What is asked -> Among the lines below, count those containing the word "BaseCharacter". Give the number only.

Dataset extract ->
━━━━━━━━━━━━━━━━━━━━
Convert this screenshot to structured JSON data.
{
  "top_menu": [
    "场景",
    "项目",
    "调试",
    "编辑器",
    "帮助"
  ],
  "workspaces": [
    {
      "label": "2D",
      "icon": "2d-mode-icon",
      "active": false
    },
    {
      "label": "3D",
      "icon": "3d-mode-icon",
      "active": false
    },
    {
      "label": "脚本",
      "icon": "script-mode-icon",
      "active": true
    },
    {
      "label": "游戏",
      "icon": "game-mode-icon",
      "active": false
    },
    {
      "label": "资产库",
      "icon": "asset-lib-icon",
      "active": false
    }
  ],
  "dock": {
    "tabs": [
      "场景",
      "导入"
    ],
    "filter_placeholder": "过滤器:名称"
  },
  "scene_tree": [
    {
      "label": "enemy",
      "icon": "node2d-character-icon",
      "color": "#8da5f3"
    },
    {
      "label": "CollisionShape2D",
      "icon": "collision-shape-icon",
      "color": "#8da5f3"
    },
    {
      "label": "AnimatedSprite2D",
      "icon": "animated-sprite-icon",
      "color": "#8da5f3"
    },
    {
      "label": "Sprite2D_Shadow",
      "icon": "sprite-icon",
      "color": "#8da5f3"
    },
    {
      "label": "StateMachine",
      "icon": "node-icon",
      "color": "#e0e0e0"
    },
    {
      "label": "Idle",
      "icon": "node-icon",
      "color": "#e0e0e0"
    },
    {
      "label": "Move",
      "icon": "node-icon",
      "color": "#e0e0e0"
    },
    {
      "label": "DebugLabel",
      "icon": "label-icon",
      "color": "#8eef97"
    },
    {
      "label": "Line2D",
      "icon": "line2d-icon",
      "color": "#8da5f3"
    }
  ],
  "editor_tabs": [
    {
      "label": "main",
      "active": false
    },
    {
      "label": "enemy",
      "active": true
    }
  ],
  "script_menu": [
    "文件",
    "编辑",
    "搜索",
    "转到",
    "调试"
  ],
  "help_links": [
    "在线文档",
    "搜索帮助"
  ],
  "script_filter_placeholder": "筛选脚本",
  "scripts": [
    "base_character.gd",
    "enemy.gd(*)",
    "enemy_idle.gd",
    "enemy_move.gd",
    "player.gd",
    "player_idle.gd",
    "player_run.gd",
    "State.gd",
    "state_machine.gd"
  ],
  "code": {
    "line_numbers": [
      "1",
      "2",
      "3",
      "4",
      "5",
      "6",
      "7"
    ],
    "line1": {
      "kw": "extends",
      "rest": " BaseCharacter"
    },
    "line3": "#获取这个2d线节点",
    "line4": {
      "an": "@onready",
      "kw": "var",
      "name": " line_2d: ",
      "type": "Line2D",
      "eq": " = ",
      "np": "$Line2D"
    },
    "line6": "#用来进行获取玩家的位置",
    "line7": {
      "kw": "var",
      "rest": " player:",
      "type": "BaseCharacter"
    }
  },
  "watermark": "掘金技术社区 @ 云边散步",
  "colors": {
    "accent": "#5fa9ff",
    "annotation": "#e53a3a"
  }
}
━━━━━━━━━━━━━━━━━━━━
Result for this task -> 2